*CHALLENGE:*
All of the material below is to be retyped exactly.

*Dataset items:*
- - - - -
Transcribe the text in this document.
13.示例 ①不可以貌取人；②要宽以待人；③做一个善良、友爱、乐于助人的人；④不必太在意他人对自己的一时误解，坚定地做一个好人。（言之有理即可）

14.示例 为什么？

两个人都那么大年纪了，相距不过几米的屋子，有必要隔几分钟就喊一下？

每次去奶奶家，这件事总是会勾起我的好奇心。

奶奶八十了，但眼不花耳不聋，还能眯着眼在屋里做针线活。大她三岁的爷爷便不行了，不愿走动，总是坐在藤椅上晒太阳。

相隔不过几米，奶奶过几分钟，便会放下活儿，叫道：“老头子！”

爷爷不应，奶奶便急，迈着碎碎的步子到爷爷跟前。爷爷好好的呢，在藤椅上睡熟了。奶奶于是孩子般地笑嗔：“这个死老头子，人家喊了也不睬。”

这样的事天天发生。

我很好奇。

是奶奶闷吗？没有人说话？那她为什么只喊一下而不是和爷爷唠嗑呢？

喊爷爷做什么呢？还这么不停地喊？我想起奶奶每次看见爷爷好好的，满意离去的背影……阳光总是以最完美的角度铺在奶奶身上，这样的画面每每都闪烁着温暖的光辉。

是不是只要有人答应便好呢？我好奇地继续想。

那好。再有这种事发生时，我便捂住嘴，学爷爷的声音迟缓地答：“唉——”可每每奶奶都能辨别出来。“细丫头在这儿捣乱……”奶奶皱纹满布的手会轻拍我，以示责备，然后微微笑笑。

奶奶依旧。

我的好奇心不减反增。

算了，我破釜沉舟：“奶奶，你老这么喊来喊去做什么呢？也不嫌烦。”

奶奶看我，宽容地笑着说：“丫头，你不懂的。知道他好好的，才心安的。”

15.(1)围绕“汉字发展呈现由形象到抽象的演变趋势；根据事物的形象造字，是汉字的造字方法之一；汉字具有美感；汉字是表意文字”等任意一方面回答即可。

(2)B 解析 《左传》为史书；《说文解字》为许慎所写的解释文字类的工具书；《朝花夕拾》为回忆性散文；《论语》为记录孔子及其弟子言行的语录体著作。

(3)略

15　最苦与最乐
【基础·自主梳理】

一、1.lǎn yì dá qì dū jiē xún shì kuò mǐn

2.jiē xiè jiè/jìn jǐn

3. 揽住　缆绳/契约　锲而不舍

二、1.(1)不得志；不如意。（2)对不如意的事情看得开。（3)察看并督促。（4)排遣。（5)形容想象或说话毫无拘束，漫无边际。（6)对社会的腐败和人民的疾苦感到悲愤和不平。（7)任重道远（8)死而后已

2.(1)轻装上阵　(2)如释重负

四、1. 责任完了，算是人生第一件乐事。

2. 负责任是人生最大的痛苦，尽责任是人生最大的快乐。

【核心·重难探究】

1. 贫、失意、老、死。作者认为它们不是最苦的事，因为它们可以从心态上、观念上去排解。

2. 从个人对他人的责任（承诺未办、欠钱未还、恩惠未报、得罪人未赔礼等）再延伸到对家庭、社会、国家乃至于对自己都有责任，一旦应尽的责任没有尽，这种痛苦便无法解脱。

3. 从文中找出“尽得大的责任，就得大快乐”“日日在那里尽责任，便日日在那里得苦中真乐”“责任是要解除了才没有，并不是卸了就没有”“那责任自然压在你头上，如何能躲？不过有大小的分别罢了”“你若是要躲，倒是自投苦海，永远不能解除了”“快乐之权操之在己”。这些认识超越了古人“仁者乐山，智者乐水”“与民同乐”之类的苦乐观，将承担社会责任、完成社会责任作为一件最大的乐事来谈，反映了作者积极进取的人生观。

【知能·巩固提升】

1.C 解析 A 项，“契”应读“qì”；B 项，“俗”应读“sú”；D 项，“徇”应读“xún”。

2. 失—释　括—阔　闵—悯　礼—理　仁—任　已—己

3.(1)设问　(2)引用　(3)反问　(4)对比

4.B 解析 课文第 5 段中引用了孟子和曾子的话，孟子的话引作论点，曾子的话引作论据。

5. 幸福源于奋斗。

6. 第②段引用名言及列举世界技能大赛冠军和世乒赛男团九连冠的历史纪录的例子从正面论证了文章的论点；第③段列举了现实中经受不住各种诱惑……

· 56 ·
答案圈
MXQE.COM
- - - - -
*SOLUTION:*
Transcribe the text in this document.
13.示例 ①不可以貌取人；②要宽以待人；③做一个善良、友爱、乐于助人的人；④不必太在意他人对自己的一时误解，坚定地做一个好人。（言之有理即可）

14.示例 为什么？

两个人都那么大年纪了，相距不过几米的屋子，有必要隔几分钟就喊一下？

每次去奶奶家，这件事总是会勾起我的好奇心。

奶奶八十了，但眼不花耳不聋，还能眯着眼在屋里做针线活。大她三岁的爷爷便不行了，不愿走动，总是坐在藤椅上晒太阳。

相隔不过几米，奶奶过几分钟，便会放下活儿，叫道：“老头子！”

爷爷不应，奶奶便急，迈着碎碎的步子到爷爷跟前。爷爷好好的呢，在藤椅上睡熟了。奶奶于是孩子般地笑嗔：“这个死老头子，人家喊了也不睬。”

这样的事天天发生。

我很好奇。

是奶奶闷吗？没有人说话？那她为什么只喊一下而不是和爷爷唠嗑呢？

喊爷爷做什么呢？还这么不停地喊？我想起奶奶每次看见爷爷好好的，满意离去的背影……阳光总是以最完美的角度铺在奶奶身上，这样的画面每每都闪烁着温暖的光辉。

是不是只要有人答应便好呢？我好奇地继续想。

那好。再有这种事发生时，我便捂住嘴，学爷爷的声音迟缓地答：“唉——”可每每奶奶都能辨别出来。“细丫头在这儿捣乱……”奶奶皱纹满布的手会轻拍我，以示责备，然后微微笑笑。

奶奶依旧。

我的好奇心不减反增。

算了，我破釜沉舟：“奶奶，你老这么喊来喊去做什么呢？也不嫌烦。”

奶奶看我，宽容地笑着说：“丫头，你不懂的。知道他好好的，才心安的。”

15.(1)围绕“汉字发展呈现由形象到抽象的演变趋势；根据事物的形象造字，是汉字的造字方法之一；汉字具有美感；汉字是表意文字”等任意一方面回答即可。

(2)B 解析 《左传》为史书；《说文解字》为许慎所写的解释文字类的工具书；《朝花夕拾》为回忆性散文；《论语》为记录孔子及其弟子言行的语录体著作。

(3)略

15　最苦与最乐
【基础·自主梳理】

一、1.lǎn yì dá qì dū jiē xún shì kuò mǐn

2.jiē xiè jiè/jìn jǐn

3. 揽住　缆绳/契约　锲而不舍

二、1.(1)不得志；不如意。（2)对不如意的事情看得开。（3)察看并督促。（4)排遣。（5)形容想象或说话毫无拘束，漫无边际。（6)对社会的腐败和人民的疾苦感到悲愤和不平。（7)任重道远（8)死而后已

2.(1)轻装上阵　(2)如释重负

四、1. 责任完了，算是人生第一件乐事。

2. 负责任是人生最大的痛苦，尽责任是人生最大的快乐。

【核心·重难探究】

1. 贫、失意、老、死。作者认为它们不是最苦的事，因为它们可以从心态上、观念上去排解。

2. 从个人对他人的责任（承诺未办、欠钱未还、恩惠未报、得罪人未赔礼等）再延伸到对家庭、社会、国家乃至于对自己都有责任，一旦应尽的责任没有尽，这种痛苦便无法解脱。

3. 从文中找出“尽得大的责任，就得大快乐”“日日在那里尽责任，便日日在那里得苦中真乐”“责任是要解除了才没有，并不是卸了就没有”“那责任自然压在你头上，如何能躲？不过有大小的分别罢了”“你若是要躲，倒是自投苦海，永远不能解除了”“快乐之权操之在己”。这些认识超越了古人“仁者乐山，智者乐水”“与民同乐”之类的苦乐观，将承担社会责任、完成社会责任作为一件最大的乐事来谈，反映了作者积极进取的人生观。

【知能·巩固提升】

1.C 解析 A 项，“契”应读“qì”；B 项，“俗”应读“sú”；D 项，“徇”应读“xún”。

2. 失—释　括—阔　闵—悯　礼—理　仁—任　已—己

3.(1)设问　(2)引用　(3)反问　(4)对比

4.B 解析 课文第 5 段中引用了孟子和曾子的话，孟子的话引作论点，曾子的话引作论据。

5. 幸福源于奋斗。

6. 第②段引用名言及列举世界技能大赛冠军和世乒赛男团九连冠的历史纪录的例子从正面论证了文章的论点；第③段列举了现实中经受不住各种诱惑……

· 56 ·
答案圈
MXQE.COM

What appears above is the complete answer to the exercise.